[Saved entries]

§ §

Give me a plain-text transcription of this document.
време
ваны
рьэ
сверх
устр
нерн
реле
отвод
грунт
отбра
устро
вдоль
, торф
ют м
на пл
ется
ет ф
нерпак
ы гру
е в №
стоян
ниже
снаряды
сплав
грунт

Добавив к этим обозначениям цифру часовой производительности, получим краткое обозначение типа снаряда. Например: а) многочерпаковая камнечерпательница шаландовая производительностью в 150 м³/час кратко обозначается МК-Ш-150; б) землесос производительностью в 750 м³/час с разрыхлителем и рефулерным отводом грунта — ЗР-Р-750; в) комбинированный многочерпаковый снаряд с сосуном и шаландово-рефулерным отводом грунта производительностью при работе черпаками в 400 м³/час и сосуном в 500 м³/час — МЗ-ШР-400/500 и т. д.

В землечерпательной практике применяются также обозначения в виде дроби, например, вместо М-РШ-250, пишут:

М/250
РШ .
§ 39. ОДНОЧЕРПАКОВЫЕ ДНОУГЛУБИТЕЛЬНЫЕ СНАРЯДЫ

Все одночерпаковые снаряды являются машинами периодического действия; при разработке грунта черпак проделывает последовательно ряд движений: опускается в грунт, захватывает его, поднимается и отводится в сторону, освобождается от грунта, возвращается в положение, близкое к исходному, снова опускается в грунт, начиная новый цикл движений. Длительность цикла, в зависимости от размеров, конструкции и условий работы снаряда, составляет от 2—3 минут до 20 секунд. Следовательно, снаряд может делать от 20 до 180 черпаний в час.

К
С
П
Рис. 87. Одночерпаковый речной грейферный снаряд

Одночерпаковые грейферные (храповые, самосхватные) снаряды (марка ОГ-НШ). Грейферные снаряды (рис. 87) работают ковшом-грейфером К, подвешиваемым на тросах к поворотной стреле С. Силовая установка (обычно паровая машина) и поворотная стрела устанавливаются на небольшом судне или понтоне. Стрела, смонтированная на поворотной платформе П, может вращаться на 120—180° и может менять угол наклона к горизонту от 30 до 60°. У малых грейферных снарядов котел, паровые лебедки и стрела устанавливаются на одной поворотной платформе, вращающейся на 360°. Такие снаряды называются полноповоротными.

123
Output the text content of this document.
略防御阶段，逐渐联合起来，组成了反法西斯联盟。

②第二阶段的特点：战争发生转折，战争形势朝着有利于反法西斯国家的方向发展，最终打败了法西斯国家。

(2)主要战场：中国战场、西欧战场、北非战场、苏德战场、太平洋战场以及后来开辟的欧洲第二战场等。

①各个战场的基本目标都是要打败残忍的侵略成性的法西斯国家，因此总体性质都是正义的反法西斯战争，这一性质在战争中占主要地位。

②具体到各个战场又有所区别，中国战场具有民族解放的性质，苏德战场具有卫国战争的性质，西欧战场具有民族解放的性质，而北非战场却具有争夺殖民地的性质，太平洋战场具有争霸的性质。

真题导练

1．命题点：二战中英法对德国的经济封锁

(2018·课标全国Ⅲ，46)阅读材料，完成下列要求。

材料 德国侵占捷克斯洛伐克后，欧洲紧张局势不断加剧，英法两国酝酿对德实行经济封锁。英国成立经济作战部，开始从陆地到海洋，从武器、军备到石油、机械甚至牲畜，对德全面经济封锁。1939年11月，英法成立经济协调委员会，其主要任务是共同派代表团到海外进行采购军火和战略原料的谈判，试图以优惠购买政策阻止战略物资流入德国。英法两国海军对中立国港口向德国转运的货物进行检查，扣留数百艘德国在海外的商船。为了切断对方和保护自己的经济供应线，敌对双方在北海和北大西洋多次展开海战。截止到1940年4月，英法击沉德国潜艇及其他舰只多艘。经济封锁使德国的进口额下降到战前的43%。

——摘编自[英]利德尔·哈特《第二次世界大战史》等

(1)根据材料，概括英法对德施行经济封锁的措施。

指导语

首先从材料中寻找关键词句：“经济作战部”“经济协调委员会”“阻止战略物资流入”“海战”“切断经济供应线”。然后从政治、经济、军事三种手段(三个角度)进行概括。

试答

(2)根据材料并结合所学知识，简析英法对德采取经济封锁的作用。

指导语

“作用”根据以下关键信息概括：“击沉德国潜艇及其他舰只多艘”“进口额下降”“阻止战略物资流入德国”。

§ §

Of the lines in the material above, state how many contain the string "document"; give no other text.

2